Data excerpts
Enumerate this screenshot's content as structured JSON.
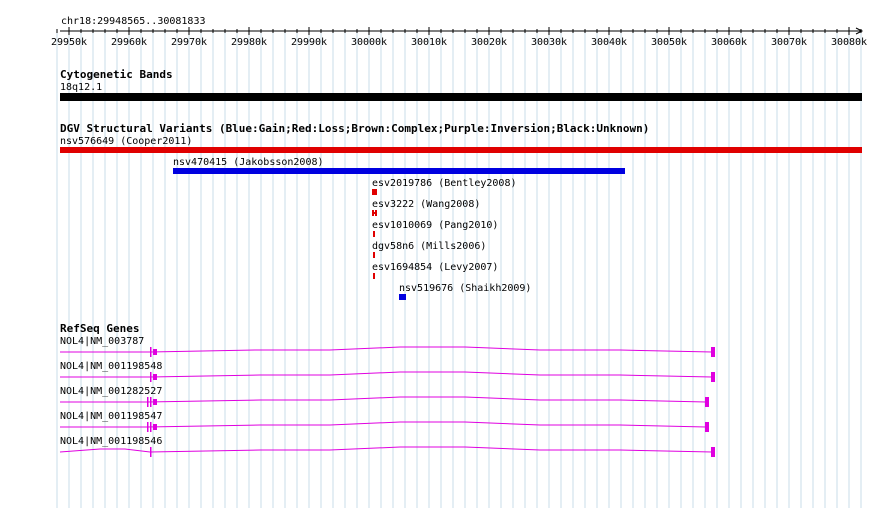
{
  "ruler": {
    "range_label": "chr18:29948565..30081833",
    "ticks": [
      "29950k",
      "29960k",
      "29970k",
      "29980k",
      "29990k",
      "30000k",
      "30010k",
      "30020k",
      "30030k",
      "30040k",
      "30050k",
      "30060k",
      "30070k",
      "30080k"
    ]
  },
  "cytobands": {
    "title": "Cytogenetic Bands",
    "band_label": "18q12.1"
  },
  "dgv": {
    "title": "DGV Structural Variants (Blue:Gain;Red:Loss;Brown:Complex;Purple:Inversion;Black:Unknown)",
    "colors": {
      "gain": "#0000e0",
      "loss": "#e00000"
    },
    "features": [
      {
        "label": "nsv576649 (Cooper2011)",
        "type": "loss"
      },
      {
        "label": "nsv470415 (Jakobsson2008)",
        "type": "gain"
      },
      {
        "label": "esv2019786 (Bentley2008)",
        "type": "loss"
      },
      {
        "label": "esv3222 (Wang2008)",
        "type": "loss"
      },
      {
        "label": "esv1010069 (Pang2010)",
        "type": "loss"
      },
      {
        "label": "dgv58n6 (Mills2006)",
        "type": "loss"
      },
      {
        "label": "esv1694854 (Levy2007)",
        "type": "loss"
      },
      {
        "label": "nsv519676 (Shaikh2009)",
        "type": "gain"
      }
    ]
  },
  "refseq": {
    "title": "RefSeq Genes",
    "color": "#e000e0",
    "transcripts": [
      "NOL4|NM_003787",
      "NOL4|NM_001198548",
      "NOL4|NM_001282527",
      "NOL4|NM_001198547",
      "NOL4|NM_001198546"
    ]
  }
}
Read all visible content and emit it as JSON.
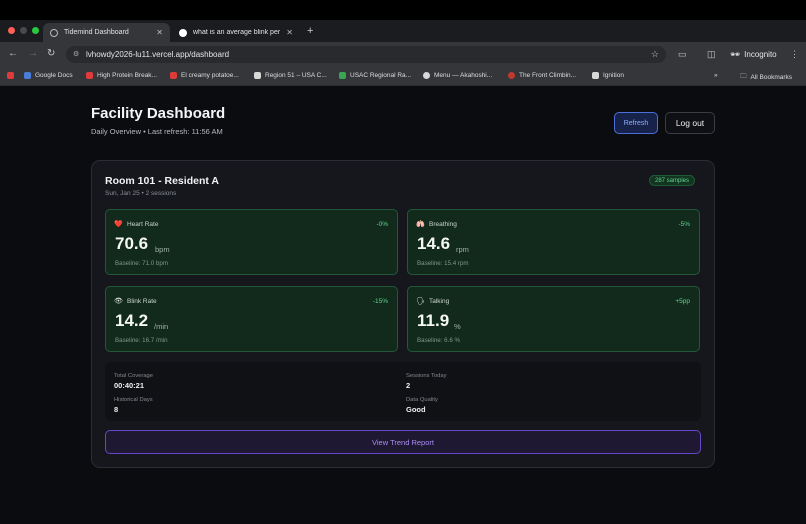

• **Work to be completed**:
Please find each line in the records above that holds the word "title", and copy it.

• **Reply**:
    "title": "Cytogenetic Bands",
    "title": "DGV Structural Variants (Blue:Gain;Red:Loss;Brown:Complex;Purple:Inversion;Black:Unknown)",
    "title": "RefSeq Genes",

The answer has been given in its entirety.